# Excerpted data
** BEGIN **
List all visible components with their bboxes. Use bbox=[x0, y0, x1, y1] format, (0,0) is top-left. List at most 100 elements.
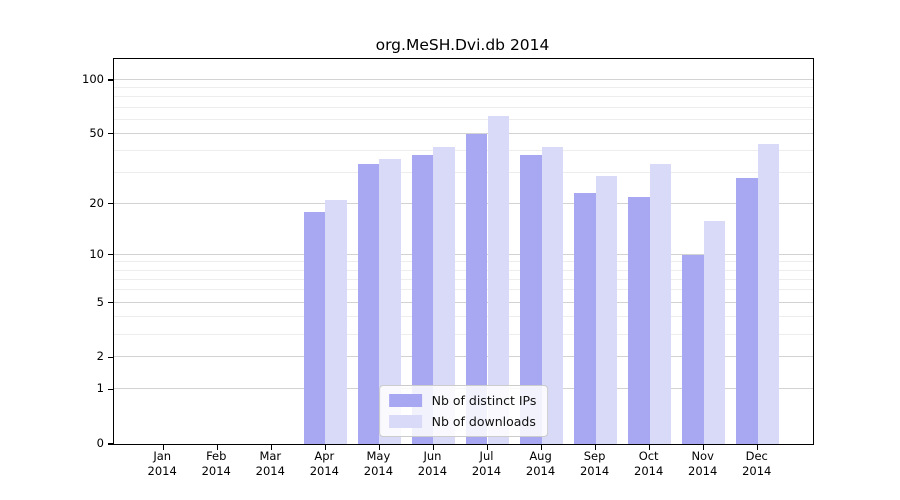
xtick-mark-oct bbox=[649, 444, 651, 450]
legend-label-downloads: Nb of downloads bbox=[431, 414, 536, 429]
ytick-mark-0 bbox=[108, 443, 114, 445]
xtick-label-aug: Aug 2014 bbox=[511, 449, 571, 479]
ytick-mark-20 bbox=[108, 203, 114, 205]
bar-dec-downloads bbox=[757, 143, 780, 444]
legend-swatch-downloads bbox=[388, 415, 422, 428]
legend-item-distinct-ips: Nb of distinct IPs bbox=[388, 393, 537, 408]
xtick-year-mar: 2014 bbox=[255, 464, 285, 478]
ytick-label-100: 100 bbox=[82, 71, 104, 86]
xtick-mark-mar bbox=[270, 444, 272, 450]
xtick-month-mar: Mar bbox=[259, 449, 282, 463]
bar-jun-downloads bbox=[433, 147, 456, 444]
ytick-label-2: 2 bbox=[96, 349, 104, 364]
xtick-label-jun: Jun 2014 bbox=[402, 449, 462, 479]
ytick-label-0: 0 bbox=[96, 436, 104, 450]
xtick-mark-jun bbox=[432, 444, 435, 450]
xtick-label-mar: Mar 2014 bbox=[240, 449, 300, 479]
xtick-year-oct: 2014 bbox=[634, 464, 664, 478]
bar-may-downloads bbox=[379, 159, 402, 444]
xtick-label-feb: Feb 2014 bbox=[186, 449, 246, 479]
bar-aug-distinct-ips bbox=[519, 155, 542, 444]
ytick-mark-50 bbox=[108, 133, 114, 135]
ytick-label-1: 1 bbox=[96, 381, 104, 396]
gridline-20 bbox=[114, 202, 813, 204]
bar-oct-distinct-ips bbox=[627, 196, 650, 444]
ytick-mark-1 bbox=[108, 388, 114, 390]
gridline-50 bbox=[114, 132, 813, 134]
ytick-label-50: 50 bbox=[89, 125, 104, 140]
xtick-month-feb: Feb bbox=[206, 449, 227, 463]
xtick-label-nov: Nov 2014 bbox=[673, 449, 733, 479]
plot-area: Nb of distinct IPs Nb of downloads bbox=[108, 58, 814, 450]
gridline-minor-6 bbox=[114, 289, 813, 291]
legend-swatch-distinct-ips bbox=[388, 394, 422, 407]
gridline-10 bbox=[114, 253, 813, 255]
bar-sep-downloads bbox=[595, 175, 618, 444]
xtick-month-oct: Oct bbox=[638, 449, 659, 463]
gridline-minor-9 bbox=[114, 261, 813, 263]
xtick-year-jul: 2014 bbox=[471, 464, 502, 478]
ytick-mark-10 bbox=[108, 254, 114, 256]
gridline-2 bbox=[114, 356, 813, 358]
bar-dec-distinct-ips bbox=[736, 178, 758, 444]
xtick-month-aug: Aug bbox=[529, 449, 552, 463]
xtick-month-dec: Dec bbox=[745, 449, 768, 463]
bar-apr-distinct-ips bbox=[303, 211, 326, 444]
legend-label-distinct-ips: Nb of distinct IPs bbox=[431, 393, 537, 408]
legend-item-downloads: Nb of downloads bbox=[388, 414, 537, 429]
xtick-year-jun: 2014 bbox=[417, 464, 448, 478]
xtick-year-dec: 2014 bbox=[742, 464, 772, 478]
bar-jul-downloads bbox=[487, 115, 510, 444]
ytick-label-10: 10 bbox=[89, 246, 104, 261]
bar-nov-downloads bbox=[703, 220, 726, 444]
ytick-label-5: 5 bbox=[96, 294, 104, 309]
bar-sep-distinct-ips bbox=[573, 193, 596, 444]
gridline-minor-90 bbox=[114, 87, 813, 89]
gridline-minor-8 bbox=[114, 269, 813, 271]
xtick-year-aug: 2014 bbox=[525, 464, 556, 478]
xtick-month-may: May bbox=[366, 449, 391, 463]
xtick-label-jul: Jul 2014 bbox=[457, 449, 517, 479]
xtick-year-nov: 2014 bbox=[688, 464, 718, 478]
gridline-minor-40 bbox=[114, 150, 813, 152]
gridline-minor-4 bbox=[114, 316, 813, 318]
ytick-mark-2 bbox=[108, 356, 114, 358]
bar-oct-downloads bbox=[649, 163, 672, 444]
gridline-minor-70 bbox=[114, 106, 813, 108]
gridline-5 bbox=[114, 301, 813, 303]
xtick-mark-aug bbox=[540, 444, 543, 450]
legend: Nb of distinct IPs Nb of downloads bbox=[378, 385, 549, 437]
bar-jun-distinct-ips bbox=[411, 155, 434, 444]
xtick-label-sep: Sep 2014 bbox=[565, 449, 625, 479]
xtick-label-dec: Dec 2014 bbox=[727, 449, 787, 479]
xtick-mark-apr bbox=[324, 444, 326, 450]
gridline-minor-30 bbox=[114, 172, 813, 174]
xtick-mark-dec bbox=[757, 444, 759, 450]
gridline-minor-7 bbox=[114, 278, 813, 280]
xtick-year-sep: 2014 bbox=[579, 464, 610, 478]
xtick-mark-jul bbox=[486, 444, 489, 450]
xtick-year-jan: 2014 bbox=[147, 464, 177, 478]
gridline-minor-60 bbox=[114, 118, 813, 120]
bar-nov-distinct-ips bbox=[682, 254, 704, 444]
xtick-month-jul: Jul bbox=[479, 449, 494, 463]
bar-apr-downloads bbox=[325, 200, 348, 444]
xtick-month-apr: Apr bbox=[314, 449, 335, 463]
xtick-year-may: 2014 bbox=[363, 464, 394, 478]
gridline-100 bbox=[114, 78, 813, 80]
ytick-label-20: 20 bbox=[89, 195, 104, 210]
xtick-month-jun: Jun bbox=[423, 449, 442, 463]
xtick-label-oct: Oct 2014 bbox=[619, 449, 679, 479]
gridline-minor-3 bbox=[114, 333, 813, 335]
ytick-mark-100 bbox=[108, 79, 114, 81]
xtick-mark-sep bbox=[595, 444, 597, 450]
xtick-month-sep: Sep bbox=[583, 449, 606, 463]
ytick-mark-5 bbox=[108, 302, 114, 304]
xtick-label-may: May 2014 bbox=[348, 449, 408, 479]
xtick-month-nov: Nov bbox=[691, 449, 714, 463]
xtick-year-apr: 2014 bbox=[309, 464, 339, 478]
xtick-label-jan: Jan 2014 bbox=[132, 449, 192, 479]
xtick-label-apr: Apr 2014 bbox=[294, 449, 354, 479]
chart-title: org.MeSH.Dvi.db 2014 bbox=[375, 36, 550, 54]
** END **
# Exercise prompt
Arrange every line of the items above as a JSON list of strings, one string per line, with blank lines omitted. Leave the pictures out.

# Result of the exercise
[
  "List all visible components with their bboxes. Use bbox=[x0, y0, x1, y1] format, (0,0) is top-left. List at most 100 elements.",
  "xtick-mark-oct bbox=[649, 444, 651, 450]",
  "legend-label-downloads: Nb of downloads bbox=[431, 414, 536, 429]",
  "ytick-mark-0 bbox=[108, 443, 114, 445]",
  "xtick-label-aug: Aug 2014 bbox=[511, 449, 571, 479]",
  "ytick-mark-20 bbox=[108, 203, 114, 205]",
  "bar-dec-downloads bbox=[757, 143, 780, 444]",
  "legend-swatch-downloads bbox=[388, 415, 422, 428]",
  "legend-item-distinct-ips: Nb of distinct IPs bbox=[388, 393, 537, 408]",
  "xtick-year-mar: 2014 bbox=[255, 464, 285, 478]",
  "ytick-label-100: 100 bbox=[82, 71, 104, 86]",
  "xtick-mark-mar bbox=[270, 444, 272, 450]",
  "xtick-month-mar: Mar bbox=[259, 449, 282, 463]",
  "bar-jun-downloads bbox=[433, 147, 456, 444]",
  "ytick-label-2: 2 bbox=[96, 349, 104, 364]",
  "xtick-label-jun: Jun 2014 bbox=[402, 449, 462, 479]",
  "ytick-label-0: 0 bbox=[96, 436, 104, 450]",
  "xtick-mark-jun bbox=[432, 444, 435, 450]",
  "xtick-label-mar: Mar 2014 bbox=[240, 449, 300, 479]",
  "xtick-year-oct: 2014 bbox=[634, 464, 664, 478]",
  "bar-may-downloads bbox=[379, 159, 402, 444]",
  "xtick-label-feb: Feb 2014 bbox=[186, 449, 246, 479]",
  "bar-aug-distinct-ips bbox=[519, 155, 542, 444]",
  "ytick-mark-50 bbox=[108, 133, 114, 135]",
  "ytick-label-1: 1 bbox=[96, 381, 104, 396]",
  "gridline-20 bbox=[114, 202, 813, 204]",
  "bar-oct-distinct-ips bbox=[627, 196, 650, 444]",
  "ytick-mark-1 bbox=[108, 388, 114, 390]",
  "gridline-50 bbox=[114, 132, 813, 134]",
  "ytick-label-50: 50 bbox=[89, 125, 104, 140]",
  "xtick-month-feb: Feb bbox=[206, 449, 227, 463]",
  "xtick-label-nov: Nov 2014 bbox=[673, 449, 733, 479]",
  "plot-area: Nb of distinct IPs Nb of downloads bbox=[108, 58, 814, 450]",
  "gridline-minor-6 bbox=[114, 289, 813, 291]",
  "legend-swatch-distinct-ips bbox=[388, 394, 422, 407]",
  "gridline-10 bbox=[114, 253, 813, 255]",
  "bar-sep-downloads bbox=[595, 175, 618, 444]",
  "xtick-month-oct: Oct bbox=[638, 449, 659, 463]",
  "gridline-minor-9 bbox=[114, 261, 813, 263]",
  "xtick-year-jul: 2014 bbox=[471, 464, 502, 478]",
  "ytick-mark-10 bbox=[108, 254, 114, 256]",
  "gridline-2 bbox=[114, 356, 813, 358]",
  "bar-dec-distinct-ips bbox=[736, 178, 758, 444]",
  "xtick-month-aug: Aug bbox=[529, 449, 552, 463]",
  "xtick-month-dec: Dec bbox=[745, 449, 768, 463]",
  "bar-apr-distinct-ips bbox=[303, 211, 326, 444]",
  "legend-label-distinct-ips: Nb of distinct IPs bbox=[431, 393, 537, 408]",
  "legend-item-downloads: Nb of downloads bbox=[388, 414, 537, 429]",
  "xtick-year-jun: 2014 bbox=[417, 464, 448, 478]",
  "xtick-year-dec: 2014 bbox=[742, 464, 772, 478]",
  "bar-jul-downloads bbox=[487, 115, 510, 444]",
  "ytick-label-10: 10 bbox=[89, 246, 104, 261]",
  "bar-nov-downloads bbox=[703, 220, 726, 444]",
  "ytick-label-5: 5 bbox=[96, 294, 104, 309]",
  "bar-sep-distinct-ips bbox=[573, 193, 596, 444]",
  "gridline-minor-90 bbox=[114, 87, 813, 89]",
  "gridline-minor-8 bbox=[114, 269, 813, 271]",
  "xtick-year-aug: 2014 bbox=[525, 464, 556, 478]",
  "xtick-month-may: May bbox=[366, 449, 391, 463]",
  "xtick-label-jul: Jul 2014 bbox=[457, 449, 517, 479]",
  "xtick-year-nov: 2014 bbox=[688, 464, 718, 478]",
  "gridline-minor-40 bbox=[114, 150, 813, 152]",
  "gridline-minor-4 bbox=[114, 316, 813, 318]",
  "ytick-mark-2 bbox=[108, 356, 114, 358]",
  "bar-oct-downloads bbox=[649, 163, 672, 444]",
  "gridline-minor-70 bbox=[114, 106, 813, 108]",
  "gridline-5 bbox=[114, 301, 813, 303]",
  "xtick-mark-aug bbox=[540, 444, 543, 450]",
  "legend: Nb of distinct IPs Nb of downloads bbox=[378, 385, 549, 437]",
  "bar-jun-distinct-ips bbox=[411, 155, 434, 444]",
  "xtick-label-sep: Sep 2014 bbox=[565, 449, 625, 479]",
  "xtick-label-dec: Dec 2014 bbox=[727, 449, 787, 479]",
  "xtick-mark-apr bbox=[324, 444, 326, 450]",
  "gridline-minor-30 bbox=[114, 172, 813, 174]",
  "xtick-mark-dec bbox=[757, 444, 759, 450]",
  "gridline-minor-7 bbox=[114, 278, 813, 280]",
  "xtick-year-sep: 2014 bbox=[579, 464, 610, 478]",
  "xtick-mark-jul bbox=[486, 444, 489, 450]",
  "xtick-year-jan: 2014 bbox=[147, 464, 177, 478]",
  "gridline-minor-60 bbox=[114, 118, 813, 120]",
  "bar-nov-distinct-ips bbox=[682, 254, 704, 444]",
  "xtick-month-jul: Jul bbox=[479, 449, 494, 463]",
  "bar-apr-downloads bbox=[325, 200, 348, 444]",
  "xtick-month-apr: Apr bbox=[314, 449, 335, 463]",
  "xtick-year-may: 2014 bbox=[363, 464, 394, 478]",
  "gridline-100 bbox=[114, 78, 813, 80]",
  "ytick-label-20: 20 bbox=[89, 195, 104, 210]",
  "xtick-month-jun: Jun bbox=[423, 449, 442, 463]",
  "xtick-label-oct: Oct 2014 bbox=[619, 449, 679, 479]",
  "gridline-minor-3 bbox=[114, 333, 813, 335]",
  "ytick-mark-100 bbox=[108, 79, 114, 81]",
  "xtick-mark-sep bbox=[595, 444, 597, 450]",
  "xtick-month-sep: Sep bbox=[583, 449, 606, 463]",
  "ytick-mark-5 bbox=[108, 302, 114, 304]",
  "xtick-label-may: May 2014 bbox=[348, 449, 408, 479]",
  "xtick-month-nov: Nov bbox=[691, 449, 714, 463]",
  "xtick-year-apr: 2014 bbox=[309, 464, 339, 478]",
  "xtick-label-jan: Jan 2014 bbox=[132, 449, 192, 479]",
  "xtick-label-apr: Apr 2014 bbox=[294, 449, 354, 479]",
  "chart-title: org.MeSH.Dvi.db 2014 bbox=[375, 36, 550, 54]"
]